WORK TO BE COMPLETED – The records that follow need to be output exactly as they are.

MATERIAL SHOWN –
>>>

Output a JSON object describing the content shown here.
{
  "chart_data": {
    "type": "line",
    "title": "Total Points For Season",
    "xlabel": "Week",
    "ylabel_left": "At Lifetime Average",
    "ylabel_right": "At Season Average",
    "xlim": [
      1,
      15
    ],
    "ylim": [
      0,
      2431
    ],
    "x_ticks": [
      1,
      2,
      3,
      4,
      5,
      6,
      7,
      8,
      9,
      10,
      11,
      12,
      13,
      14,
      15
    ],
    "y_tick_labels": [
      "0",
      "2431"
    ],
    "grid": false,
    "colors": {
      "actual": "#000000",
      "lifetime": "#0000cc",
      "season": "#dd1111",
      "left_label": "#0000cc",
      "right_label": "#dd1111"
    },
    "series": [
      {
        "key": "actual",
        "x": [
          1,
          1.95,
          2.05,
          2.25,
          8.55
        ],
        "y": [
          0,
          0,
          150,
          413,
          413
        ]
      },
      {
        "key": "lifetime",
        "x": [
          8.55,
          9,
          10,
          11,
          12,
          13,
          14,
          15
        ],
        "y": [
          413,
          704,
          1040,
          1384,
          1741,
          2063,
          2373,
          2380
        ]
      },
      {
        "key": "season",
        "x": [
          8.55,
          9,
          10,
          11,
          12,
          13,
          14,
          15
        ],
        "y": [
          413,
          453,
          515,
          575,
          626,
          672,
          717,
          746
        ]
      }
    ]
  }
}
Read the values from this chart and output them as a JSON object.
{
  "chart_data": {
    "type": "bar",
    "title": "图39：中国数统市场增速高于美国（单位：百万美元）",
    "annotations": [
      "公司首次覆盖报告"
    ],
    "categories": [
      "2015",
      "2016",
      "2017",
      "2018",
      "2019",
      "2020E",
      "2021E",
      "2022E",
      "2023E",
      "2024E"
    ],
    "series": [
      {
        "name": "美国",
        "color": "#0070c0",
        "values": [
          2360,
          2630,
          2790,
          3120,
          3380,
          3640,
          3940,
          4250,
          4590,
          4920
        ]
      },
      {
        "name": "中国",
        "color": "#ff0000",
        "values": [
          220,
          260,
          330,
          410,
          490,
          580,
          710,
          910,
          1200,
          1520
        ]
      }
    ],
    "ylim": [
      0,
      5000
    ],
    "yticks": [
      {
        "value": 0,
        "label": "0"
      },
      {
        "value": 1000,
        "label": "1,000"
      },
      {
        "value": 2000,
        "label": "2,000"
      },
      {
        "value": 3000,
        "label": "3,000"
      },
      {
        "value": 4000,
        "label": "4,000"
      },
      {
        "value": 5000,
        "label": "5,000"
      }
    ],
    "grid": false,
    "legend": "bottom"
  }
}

<<<

EXPECTED ANSWER –
Output a JSON object describing the content shown here.
{
  "chart_data": {
    "type": "line",
    "title": "Total Points For Season",
    "xlabel": "Week",
    "ylabel_left": "At Lifetime Average",
    "ylabel_right": "At Season Average",
    "xlim": [
      1,
      15
    ],
    "ylim": [
      0,
      2431
    ],
    "x_ticks": [
      1,
      2,
      3,
      4,
      5,
      6,
      7,
      8,
      9,
      10,
      11,
      12,
      13,
      14,
      15
    ],
    "y_tick_labels": [
      "0",
      "2431"
    ],
    "grid": false,
    "colors": {
      "actual": "#000000",
      "lifetime": "#0000cc",
      "season": "#dd1111",
      "left_label": "#0000cc",
      "right_label": "#dd1111"
    },
    "series": [
      {
        "key": "actual",
        "x": [
          1,
          1.95,
          2.05,
          2.25,
          8.55
        ],
        "y": [
          0,
          0,
          150,
          413,
          413
        ]
      },
      {
        "key": "lifetime",
        "x": [
          8.55,
          9,
          10,
          11,
          12,
          13,
          14,
          15
        ],
        "y": [
          413,
          704,
          1040,
          1384,
          1741,
          2063,
          2373,
          2380
        ]
      },
      {
        "key": "season",
        "x": [
          8.55,
          9,
          10,
          11,
          12,
          13,
          14,
          15
        ],
        "y": [
          413,
          453,
          515,
          575,
          626,
          672,
          717,
          746
        ]
      }
    ]
  }
}
Read the values from this chart and output them as a JSON object.
{
  "chart_data": {
    "type": "bar",
    "title": "图39：中国数统市场增速高于美国（单位：百万美元）",
    "annotations": [
      "公司首次覆盖报告"
    ],
    "categories": [
      "2015",
      "2016",
      "2017",
      "2018",
      "2019",
      "2020E",
      "2021E",
      "2022E",
      "2023E",
      "2024E"
    ],
    "series": [
      {
        "name": "美国",
        "color": "#0070c0",
        "values": [
          2360,
          2630,
          2790,
          3120,
          3380,
          3640,
          3940,
          4250,
          4590,
          4920
        ]
      },
      {
        "name": "中国",
        "color": "#ff0000",
        "values": [
          220,
          260,
          330,
          410,
          490,
          580,
          710,
          910,
          1200,
          1520
        ]
      }
    ],
    "ylim": [
      0,
      5000
    ],
    "yticks": [
      {
        "value": 0,
        "label": "0"
      },
      {
        "value": 1000,
        "label": "1,000"
      },
      {
        "value": 2000,
        "label": "2,000"
      },
      {
        "value": 3000,
        "label": "3,000"
      },
      {
        "value": 4000,
        "label": "4,000"
      },
      {
        "value": 5000,
        "label": "5,000"
      }
    ],
    "grid": false,
    "legend": "bottom"
  }
}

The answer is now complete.